> [Direction]: Copy the records word for word, starting at the start of the records and ending at the line that contains "staticText: 0 [64, 156, 69, 159]", with both ends included.

> [Data provided]:
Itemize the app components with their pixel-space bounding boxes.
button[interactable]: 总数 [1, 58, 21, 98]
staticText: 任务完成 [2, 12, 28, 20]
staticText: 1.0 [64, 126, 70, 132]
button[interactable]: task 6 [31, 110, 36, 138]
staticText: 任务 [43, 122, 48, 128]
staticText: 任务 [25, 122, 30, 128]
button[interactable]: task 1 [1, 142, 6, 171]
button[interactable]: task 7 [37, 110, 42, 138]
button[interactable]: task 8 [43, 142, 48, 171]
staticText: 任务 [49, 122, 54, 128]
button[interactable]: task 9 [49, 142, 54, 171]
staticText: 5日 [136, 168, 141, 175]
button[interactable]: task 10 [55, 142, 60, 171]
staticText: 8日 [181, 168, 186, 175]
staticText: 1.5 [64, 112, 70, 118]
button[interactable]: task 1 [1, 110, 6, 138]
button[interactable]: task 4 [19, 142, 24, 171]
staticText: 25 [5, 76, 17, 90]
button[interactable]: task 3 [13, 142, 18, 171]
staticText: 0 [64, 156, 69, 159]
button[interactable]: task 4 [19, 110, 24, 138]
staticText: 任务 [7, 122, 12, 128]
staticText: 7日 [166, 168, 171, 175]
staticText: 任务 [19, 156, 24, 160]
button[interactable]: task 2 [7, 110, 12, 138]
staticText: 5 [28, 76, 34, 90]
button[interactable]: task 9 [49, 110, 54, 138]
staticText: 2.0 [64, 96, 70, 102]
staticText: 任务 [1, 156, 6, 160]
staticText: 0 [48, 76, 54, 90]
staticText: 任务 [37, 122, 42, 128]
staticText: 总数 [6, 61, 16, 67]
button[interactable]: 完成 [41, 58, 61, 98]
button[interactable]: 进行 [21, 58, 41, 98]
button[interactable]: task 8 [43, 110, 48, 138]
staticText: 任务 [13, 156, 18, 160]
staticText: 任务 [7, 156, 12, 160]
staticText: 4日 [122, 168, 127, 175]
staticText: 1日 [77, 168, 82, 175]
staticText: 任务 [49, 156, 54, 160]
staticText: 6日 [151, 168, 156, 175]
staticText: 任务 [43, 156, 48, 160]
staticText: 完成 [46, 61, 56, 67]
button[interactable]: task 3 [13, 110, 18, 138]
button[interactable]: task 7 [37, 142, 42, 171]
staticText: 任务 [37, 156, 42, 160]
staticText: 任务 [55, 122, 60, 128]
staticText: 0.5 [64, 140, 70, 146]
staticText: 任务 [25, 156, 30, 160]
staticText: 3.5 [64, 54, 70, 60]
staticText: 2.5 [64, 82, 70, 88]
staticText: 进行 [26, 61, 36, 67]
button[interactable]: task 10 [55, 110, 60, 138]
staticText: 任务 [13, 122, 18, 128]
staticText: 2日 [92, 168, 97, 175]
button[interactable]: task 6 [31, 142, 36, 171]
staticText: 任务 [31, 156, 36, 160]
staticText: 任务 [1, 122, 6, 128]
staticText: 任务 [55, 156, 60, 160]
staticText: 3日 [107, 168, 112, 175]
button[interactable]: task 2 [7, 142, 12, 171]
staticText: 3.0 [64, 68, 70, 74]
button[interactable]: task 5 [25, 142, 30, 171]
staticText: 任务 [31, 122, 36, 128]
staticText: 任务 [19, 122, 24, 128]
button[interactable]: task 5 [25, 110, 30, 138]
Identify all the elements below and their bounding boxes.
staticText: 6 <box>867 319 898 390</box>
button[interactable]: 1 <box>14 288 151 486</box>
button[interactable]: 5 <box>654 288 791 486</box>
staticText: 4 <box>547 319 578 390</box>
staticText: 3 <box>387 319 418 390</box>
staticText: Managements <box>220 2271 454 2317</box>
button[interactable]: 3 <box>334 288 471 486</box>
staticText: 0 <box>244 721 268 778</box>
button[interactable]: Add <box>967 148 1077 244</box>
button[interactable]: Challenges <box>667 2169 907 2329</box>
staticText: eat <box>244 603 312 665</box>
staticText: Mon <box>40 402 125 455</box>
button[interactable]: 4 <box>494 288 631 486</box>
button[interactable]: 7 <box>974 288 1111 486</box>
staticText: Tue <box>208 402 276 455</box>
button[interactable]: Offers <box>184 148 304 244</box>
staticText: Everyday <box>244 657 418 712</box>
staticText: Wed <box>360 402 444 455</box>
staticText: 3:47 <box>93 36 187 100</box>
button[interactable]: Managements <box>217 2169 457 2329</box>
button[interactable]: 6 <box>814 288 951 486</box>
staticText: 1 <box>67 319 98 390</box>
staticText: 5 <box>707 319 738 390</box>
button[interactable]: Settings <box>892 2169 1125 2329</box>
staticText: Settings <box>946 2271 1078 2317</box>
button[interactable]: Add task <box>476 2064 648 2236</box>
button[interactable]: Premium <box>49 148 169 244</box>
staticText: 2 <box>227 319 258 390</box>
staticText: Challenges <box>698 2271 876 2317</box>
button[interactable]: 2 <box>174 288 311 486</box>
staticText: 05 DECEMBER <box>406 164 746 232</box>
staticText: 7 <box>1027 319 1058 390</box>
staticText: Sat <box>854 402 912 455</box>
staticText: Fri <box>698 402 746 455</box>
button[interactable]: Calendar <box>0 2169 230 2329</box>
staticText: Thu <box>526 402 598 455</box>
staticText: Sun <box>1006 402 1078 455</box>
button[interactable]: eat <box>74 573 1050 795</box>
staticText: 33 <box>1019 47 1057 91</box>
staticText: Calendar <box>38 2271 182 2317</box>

> [Right answer]:
Itemize the app components with their pixel-space bounding boxes.
button[interactable]: 总数 [1, 58, 21, 98]
staticText: 任务完成 [2, 12, 28, 20]
staticText: 1.0 [64, 126, 70, 132]
button[interactable]: task 6 [31, 110, 36, 138]
staticText: 任务 [43, 122, 48, 128]
staticText: 任务 [25, 122, 30, 128]
button[interactable]: task 1 [1, 142, 6, 171]
button[interactable]: task 7 [37, 110, 42, 138]
button[interactable]: task 8 [43, 142, 48, 171]
staticText: 任务 [49, 122, 54, 128]
button[interactable]: task 9 [49, 142, 54, 171]
staticText: 5日 [136, 168, 141, 175]
button[interactable]: task 10 [55, 142, 60, 171]
staticText: 8日 [181, 168, 186, 175]
staticText: 1.5 [64, 112, 70, 118]
button[interactable]: task 1 [1, 110, 6, 138]
button[interactable]: task 4 [19, 142, 24, 171]
staticText: 25 [5, 76, 17, 90]
button[interactable]: task 3 [13, 142, 18, 171]
staticText: 0 [64, 156, 69, 159]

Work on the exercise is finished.